#### [TASK TO COMPLETE]
Identify all lines of the data containing the string "content" and copy them.

#### [DATASET]
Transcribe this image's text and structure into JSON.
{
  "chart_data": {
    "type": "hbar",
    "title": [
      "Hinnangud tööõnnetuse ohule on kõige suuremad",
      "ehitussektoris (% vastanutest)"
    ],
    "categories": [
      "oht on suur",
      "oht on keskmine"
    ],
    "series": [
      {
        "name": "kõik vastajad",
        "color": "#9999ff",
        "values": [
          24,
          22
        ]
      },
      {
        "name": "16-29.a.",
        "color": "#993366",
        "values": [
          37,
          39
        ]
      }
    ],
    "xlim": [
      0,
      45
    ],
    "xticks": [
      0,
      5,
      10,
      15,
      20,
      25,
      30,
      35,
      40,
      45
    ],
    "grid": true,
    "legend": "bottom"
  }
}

--

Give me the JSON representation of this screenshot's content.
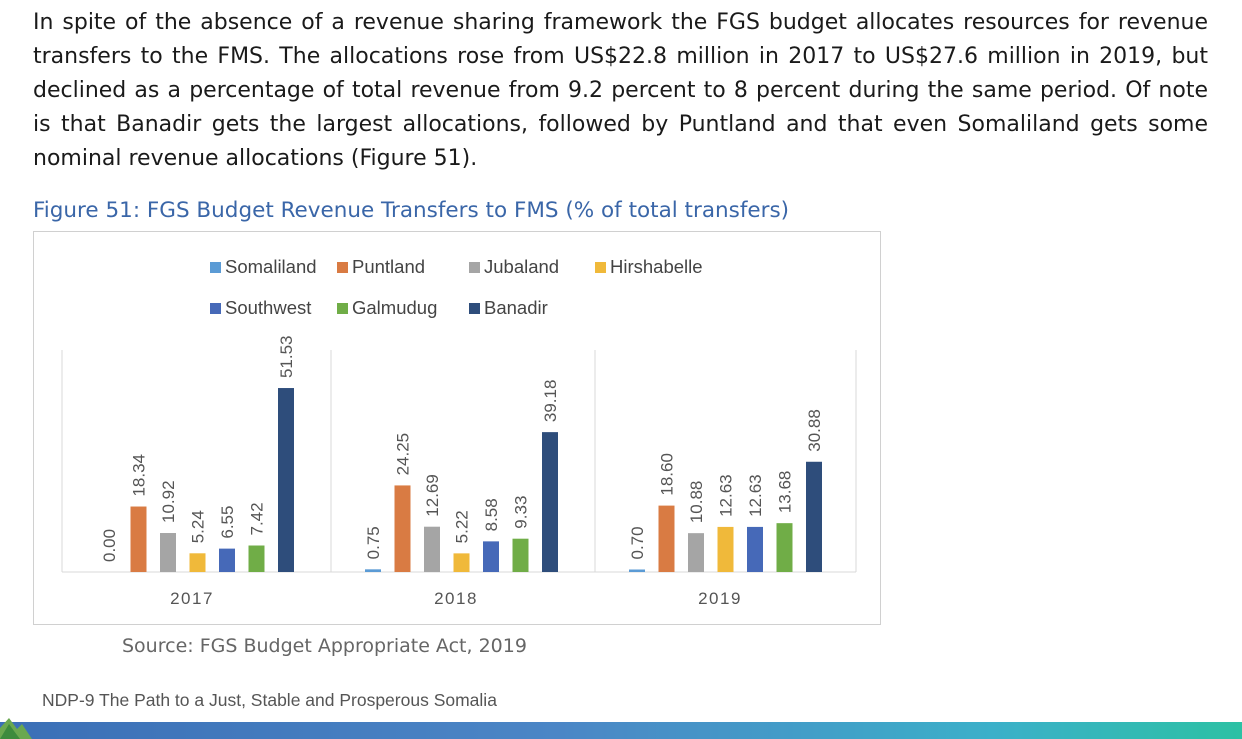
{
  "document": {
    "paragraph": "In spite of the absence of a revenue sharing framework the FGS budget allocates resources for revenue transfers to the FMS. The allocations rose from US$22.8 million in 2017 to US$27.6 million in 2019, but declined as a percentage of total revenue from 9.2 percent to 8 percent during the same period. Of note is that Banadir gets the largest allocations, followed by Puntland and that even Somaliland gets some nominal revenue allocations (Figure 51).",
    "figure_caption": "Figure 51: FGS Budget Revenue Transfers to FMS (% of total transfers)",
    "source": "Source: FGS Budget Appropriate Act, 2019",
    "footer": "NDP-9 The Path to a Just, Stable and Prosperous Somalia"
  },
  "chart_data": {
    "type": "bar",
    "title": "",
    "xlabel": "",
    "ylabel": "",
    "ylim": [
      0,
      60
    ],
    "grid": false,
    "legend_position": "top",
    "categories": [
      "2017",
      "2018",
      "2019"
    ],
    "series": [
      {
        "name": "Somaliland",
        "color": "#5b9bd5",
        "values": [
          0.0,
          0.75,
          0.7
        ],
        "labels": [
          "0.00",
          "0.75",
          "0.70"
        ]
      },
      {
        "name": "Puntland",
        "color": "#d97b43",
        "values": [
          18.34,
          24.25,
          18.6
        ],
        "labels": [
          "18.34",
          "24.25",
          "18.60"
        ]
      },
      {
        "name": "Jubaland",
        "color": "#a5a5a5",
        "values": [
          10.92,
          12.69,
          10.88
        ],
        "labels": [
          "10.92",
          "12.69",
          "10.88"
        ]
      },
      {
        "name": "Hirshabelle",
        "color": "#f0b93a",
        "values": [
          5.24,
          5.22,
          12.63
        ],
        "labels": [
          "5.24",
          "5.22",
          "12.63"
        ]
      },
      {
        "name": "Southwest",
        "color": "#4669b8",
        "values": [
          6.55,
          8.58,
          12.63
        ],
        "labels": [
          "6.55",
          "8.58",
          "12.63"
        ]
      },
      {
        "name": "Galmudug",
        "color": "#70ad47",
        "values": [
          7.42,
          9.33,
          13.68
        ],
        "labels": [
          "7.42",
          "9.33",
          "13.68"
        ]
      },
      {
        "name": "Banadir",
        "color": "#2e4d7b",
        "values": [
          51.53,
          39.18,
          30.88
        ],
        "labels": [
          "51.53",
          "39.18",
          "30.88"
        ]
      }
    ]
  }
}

---

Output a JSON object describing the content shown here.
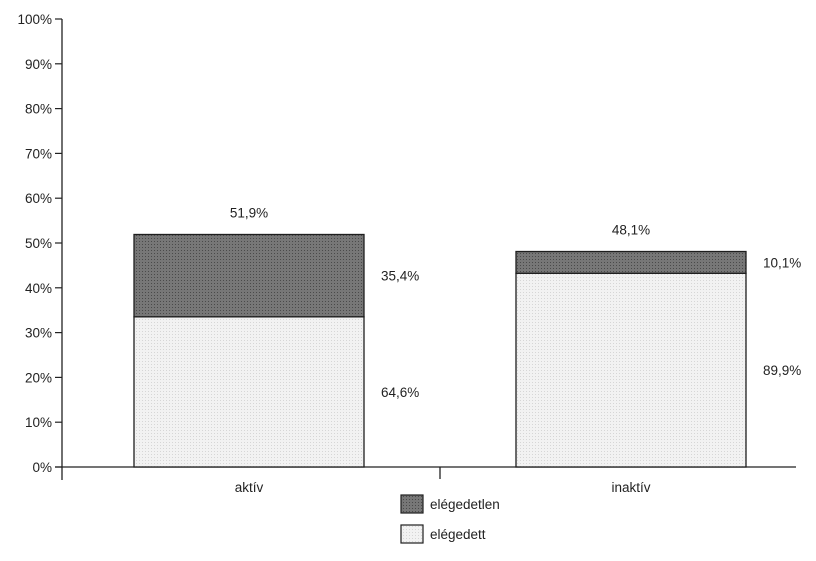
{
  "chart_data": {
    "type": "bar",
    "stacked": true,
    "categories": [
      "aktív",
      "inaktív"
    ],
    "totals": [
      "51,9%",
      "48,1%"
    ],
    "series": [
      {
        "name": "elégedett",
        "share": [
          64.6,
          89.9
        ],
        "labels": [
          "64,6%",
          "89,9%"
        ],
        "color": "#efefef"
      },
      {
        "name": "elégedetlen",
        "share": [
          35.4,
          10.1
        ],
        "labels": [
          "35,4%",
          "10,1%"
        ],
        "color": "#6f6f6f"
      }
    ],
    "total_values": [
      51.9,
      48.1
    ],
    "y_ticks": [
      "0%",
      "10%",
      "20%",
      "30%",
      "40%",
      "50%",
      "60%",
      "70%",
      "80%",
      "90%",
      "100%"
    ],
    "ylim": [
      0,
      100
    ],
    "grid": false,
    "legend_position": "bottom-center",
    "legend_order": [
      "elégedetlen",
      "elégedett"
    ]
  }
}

#### [RIGHT ANSWER]
Give me the JSON representation of this screenshot's content.
Output a JSON object describing the content shown here.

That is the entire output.